**PROBLEM**
Transcribe the records that follow. Keep every word exactly, and drop the pictures.

**EXERCISE MATERIALS**
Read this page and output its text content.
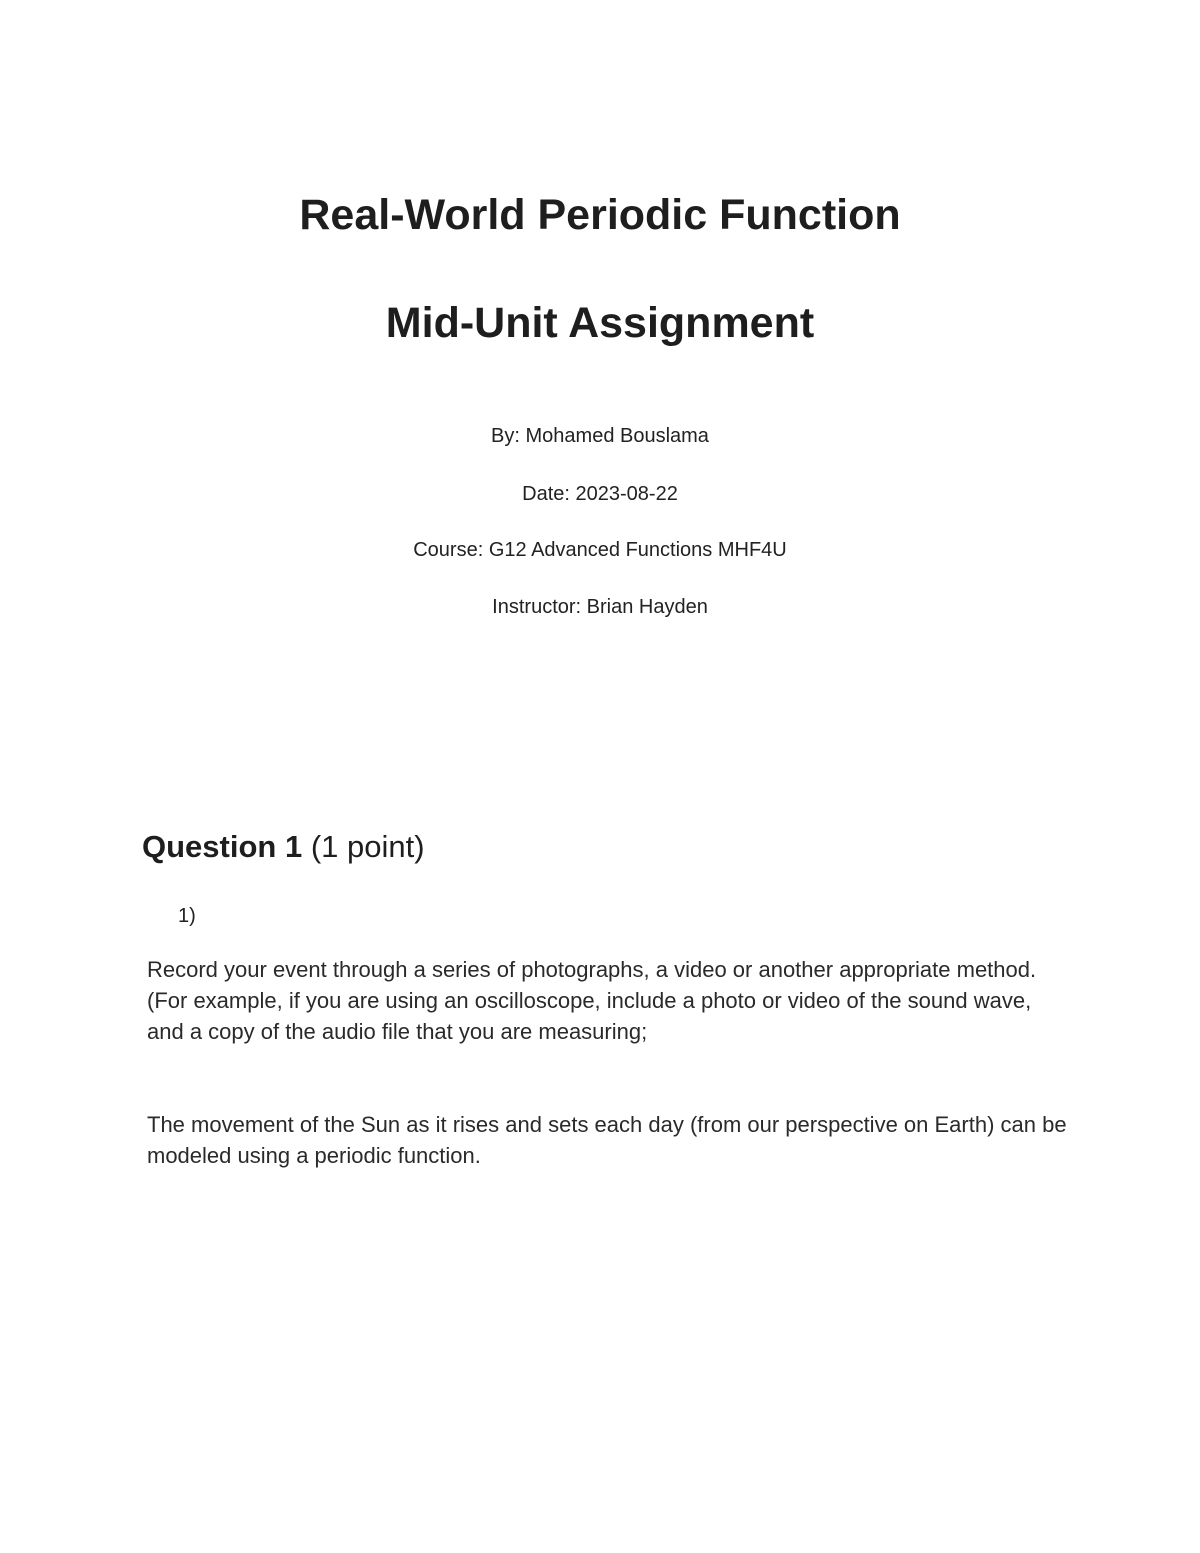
Real-World Periodic Function
Mid-Unit Assignment
By: Mohamed Bouslama
Date: 2023-08-22
Course: G12 Advanced Functions MHF4U
Instructor: Brian Hayden
Question 1 (1 point)
1)

Record your event through a series of photographs, a video or another appropriate method. (For example, if you are using an oscilloscope, include a photo or video of the sound wave, and a copy of the audio file that you are measuring;

The movement of the Sun as it rises and sets each day (from our perspective on Earth) can be modeled using a periodic function.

**COMPLETED TASK**
Read this page and output its text content.
Real-World Periodic Function
Mid-Unit Assignment
By: Mohamed Bouslama
Date: 2023-08-22
Course: G12 Advanced Functions MHF4U
Instructor: Brian Hayden
Question 1 (1 point)
1)

Record your event through a series of photographs, a video or another appropriate method. (For example, if you are using an oscilloscope, include a photo or video of the sound wave, and a copy of the audio file that you are measuring;

The movement of the Sun as it rises and sets each day (from our perspective on Earth) can be modeled using a periodic function.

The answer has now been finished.